• TASK REQUIREMENTS: Would you find each line in the entries below with the string "external" and copy it?

• EXERCISE DATA:

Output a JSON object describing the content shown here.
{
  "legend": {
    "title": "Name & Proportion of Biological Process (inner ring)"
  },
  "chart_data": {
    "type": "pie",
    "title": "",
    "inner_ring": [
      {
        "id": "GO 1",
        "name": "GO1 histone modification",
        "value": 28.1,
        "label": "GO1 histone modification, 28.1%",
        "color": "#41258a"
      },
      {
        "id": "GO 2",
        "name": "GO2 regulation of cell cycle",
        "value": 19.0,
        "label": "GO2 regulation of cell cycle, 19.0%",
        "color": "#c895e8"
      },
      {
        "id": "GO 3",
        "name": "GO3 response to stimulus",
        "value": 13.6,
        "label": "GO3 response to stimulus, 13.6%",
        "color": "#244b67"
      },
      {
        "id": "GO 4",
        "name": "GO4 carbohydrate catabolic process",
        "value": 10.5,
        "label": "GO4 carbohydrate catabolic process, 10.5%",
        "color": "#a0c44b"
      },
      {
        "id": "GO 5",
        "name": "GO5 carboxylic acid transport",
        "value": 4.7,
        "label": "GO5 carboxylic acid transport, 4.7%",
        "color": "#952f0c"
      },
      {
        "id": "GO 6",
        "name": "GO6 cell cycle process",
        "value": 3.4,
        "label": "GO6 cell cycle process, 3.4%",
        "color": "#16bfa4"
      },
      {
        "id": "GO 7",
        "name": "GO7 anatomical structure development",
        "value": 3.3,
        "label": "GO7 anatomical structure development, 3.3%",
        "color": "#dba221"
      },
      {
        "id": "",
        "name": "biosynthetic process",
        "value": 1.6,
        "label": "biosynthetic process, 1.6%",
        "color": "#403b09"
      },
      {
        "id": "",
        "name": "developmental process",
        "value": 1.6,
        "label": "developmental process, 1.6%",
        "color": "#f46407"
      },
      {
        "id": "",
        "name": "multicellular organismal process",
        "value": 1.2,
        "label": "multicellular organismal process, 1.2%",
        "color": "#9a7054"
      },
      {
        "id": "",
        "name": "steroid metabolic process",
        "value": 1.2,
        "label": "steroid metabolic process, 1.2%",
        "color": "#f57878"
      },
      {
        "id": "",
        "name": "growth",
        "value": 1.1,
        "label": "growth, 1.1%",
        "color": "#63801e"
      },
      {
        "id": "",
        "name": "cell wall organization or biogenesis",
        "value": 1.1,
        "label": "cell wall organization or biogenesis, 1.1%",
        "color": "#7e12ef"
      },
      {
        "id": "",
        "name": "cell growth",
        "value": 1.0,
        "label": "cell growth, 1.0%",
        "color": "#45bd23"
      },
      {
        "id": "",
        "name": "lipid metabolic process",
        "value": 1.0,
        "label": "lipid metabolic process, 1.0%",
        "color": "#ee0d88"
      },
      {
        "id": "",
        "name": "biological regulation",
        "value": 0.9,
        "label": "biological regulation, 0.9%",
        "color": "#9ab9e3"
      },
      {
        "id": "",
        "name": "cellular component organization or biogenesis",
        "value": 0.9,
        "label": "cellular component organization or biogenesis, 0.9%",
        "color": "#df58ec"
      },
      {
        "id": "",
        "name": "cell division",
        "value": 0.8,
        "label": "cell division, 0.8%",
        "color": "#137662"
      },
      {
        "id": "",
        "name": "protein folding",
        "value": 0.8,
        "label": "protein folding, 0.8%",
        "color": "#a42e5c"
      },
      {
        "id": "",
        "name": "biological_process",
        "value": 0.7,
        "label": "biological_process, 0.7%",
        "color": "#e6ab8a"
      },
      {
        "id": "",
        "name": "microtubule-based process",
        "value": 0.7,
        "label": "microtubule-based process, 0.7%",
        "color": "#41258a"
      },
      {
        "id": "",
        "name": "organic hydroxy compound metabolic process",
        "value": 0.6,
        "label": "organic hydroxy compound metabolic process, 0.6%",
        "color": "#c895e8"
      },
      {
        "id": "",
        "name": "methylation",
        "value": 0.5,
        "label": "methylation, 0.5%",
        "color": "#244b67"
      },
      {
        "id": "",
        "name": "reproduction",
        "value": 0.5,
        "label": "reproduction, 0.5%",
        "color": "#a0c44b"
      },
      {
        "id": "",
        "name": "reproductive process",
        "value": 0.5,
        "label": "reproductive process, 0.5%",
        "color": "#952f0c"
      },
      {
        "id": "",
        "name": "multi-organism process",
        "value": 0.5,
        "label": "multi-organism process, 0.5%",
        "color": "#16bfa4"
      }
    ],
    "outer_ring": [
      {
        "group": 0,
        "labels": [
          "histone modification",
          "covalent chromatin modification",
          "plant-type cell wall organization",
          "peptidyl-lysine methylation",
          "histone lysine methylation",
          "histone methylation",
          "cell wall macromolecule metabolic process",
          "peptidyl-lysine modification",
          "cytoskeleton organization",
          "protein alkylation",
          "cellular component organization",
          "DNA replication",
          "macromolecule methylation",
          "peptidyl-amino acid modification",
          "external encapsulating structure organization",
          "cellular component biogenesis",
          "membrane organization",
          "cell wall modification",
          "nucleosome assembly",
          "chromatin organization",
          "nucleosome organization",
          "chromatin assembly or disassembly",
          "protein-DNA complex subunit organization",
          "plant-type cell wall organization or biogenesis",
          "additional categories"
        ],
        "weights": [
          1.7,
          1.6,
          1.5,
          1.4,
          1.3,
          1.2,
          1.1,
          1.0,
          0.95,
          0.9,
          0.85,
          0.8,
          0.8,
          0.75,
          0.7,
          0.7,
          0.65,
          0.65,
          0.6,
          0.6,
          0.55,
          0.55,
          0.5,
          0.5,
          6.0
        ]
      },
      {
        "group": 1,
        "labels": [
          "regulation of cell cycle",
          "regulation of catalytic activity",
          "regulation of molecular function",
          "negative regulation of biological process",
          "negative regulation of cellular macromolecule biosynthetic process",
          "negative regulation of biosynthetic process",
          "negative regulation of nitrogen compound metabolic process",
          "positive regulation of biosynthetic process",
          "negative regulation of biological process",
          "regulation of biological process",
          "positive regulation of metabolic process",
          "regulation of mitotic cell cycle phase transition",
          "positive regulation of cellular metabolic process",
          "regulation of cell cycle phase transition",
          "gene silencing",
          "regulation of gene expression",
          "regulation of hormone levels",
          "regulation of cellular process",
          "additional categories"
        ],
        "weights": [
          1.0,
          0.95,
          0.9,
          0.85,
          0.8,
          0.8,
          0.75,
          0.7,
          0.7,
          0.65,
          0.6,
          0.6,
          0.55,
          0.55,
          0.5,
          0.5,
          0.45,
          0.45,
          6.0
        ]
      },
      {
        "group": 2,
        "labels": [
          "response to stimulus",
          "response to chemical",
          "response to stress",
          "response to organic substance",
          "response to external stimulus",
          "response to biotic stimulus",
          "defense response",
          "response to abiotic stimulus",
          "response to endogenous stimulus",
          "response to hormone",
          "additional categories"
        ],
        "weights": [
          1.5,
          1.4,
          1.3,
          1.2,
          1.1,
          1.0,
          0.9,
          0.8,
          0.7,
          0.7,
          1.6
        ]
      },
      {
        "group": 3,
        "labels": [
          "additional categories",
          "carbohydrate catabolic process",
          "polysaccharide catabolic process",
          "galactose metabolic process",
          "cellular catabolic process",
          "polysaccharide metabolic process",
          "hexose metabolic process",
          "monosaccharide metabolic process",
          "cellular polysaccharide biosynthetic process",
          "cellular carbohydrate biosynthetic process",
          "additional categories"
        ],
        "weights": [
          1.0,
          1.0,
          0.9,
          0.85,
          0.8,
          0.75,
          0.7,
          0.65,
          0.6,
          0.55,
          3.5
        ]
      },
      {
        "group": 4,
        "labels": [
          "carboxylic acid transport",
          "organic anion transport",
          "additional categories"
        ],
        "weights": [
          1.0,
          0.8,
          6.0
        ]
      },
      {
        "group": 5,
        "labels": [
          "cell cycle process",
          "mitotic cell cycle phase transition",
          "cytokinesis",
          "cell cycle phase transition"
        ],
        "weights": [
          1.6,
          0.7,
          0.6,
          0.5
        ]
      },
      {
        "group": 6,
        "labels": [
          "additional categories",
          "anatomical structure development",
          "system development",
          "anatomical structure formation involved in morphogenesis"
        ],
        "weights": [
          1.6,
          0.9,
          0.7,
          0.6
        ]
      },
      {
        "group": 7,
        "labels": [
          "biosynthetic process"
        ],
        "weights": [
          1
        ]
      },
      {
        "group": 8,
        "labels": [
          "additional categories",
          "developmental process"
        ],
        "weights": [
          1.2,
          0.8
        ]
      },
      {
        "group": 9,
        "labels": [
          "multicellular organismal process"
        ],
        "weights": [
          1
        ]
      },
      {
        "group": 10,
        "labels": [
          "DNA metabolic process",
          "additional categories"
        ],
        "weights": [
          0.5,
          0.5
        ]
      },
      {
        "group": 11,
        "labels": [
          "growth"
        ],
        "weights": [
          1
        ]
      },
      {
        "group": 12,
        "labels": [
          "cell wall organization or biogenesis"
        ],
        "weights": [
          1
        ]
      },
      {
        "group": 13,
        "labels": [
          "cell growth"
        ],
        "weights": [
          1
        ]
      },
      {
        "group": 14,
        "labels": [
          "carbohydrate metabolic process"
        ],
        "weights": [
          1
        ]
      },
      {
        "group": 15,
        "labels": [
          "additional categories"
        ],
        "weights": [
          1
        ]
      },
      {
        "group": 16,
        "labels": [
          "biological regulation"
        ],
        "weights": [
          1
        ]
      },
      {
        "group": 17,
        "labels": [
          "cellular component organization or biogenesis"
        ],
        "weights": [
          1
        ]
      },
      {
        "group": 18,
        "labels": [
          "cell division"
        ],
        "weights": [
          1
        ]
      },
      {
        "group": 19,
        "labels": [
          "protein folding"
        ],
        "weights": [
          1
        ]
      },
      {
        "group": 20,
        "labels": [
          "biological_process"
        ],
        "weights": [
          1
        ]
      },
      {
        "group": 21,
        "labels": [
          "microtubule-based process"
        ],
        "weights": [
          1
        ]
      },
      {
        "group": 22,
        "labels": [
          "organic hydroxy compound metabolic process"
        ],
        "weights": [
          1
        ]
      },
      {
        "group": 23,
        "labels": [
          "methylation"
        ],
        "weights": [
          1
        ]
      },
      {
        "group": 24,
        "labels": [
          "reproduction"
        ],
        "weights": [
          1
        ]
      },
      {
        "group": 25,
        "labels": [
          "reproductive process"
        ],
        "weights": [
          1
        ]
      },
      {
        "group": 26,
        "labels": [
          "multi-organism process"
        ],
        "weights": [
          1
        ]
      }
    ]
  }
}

• WRITTEN REPLY:
          "external encapsulating structure organization",
          "response to external stimulus",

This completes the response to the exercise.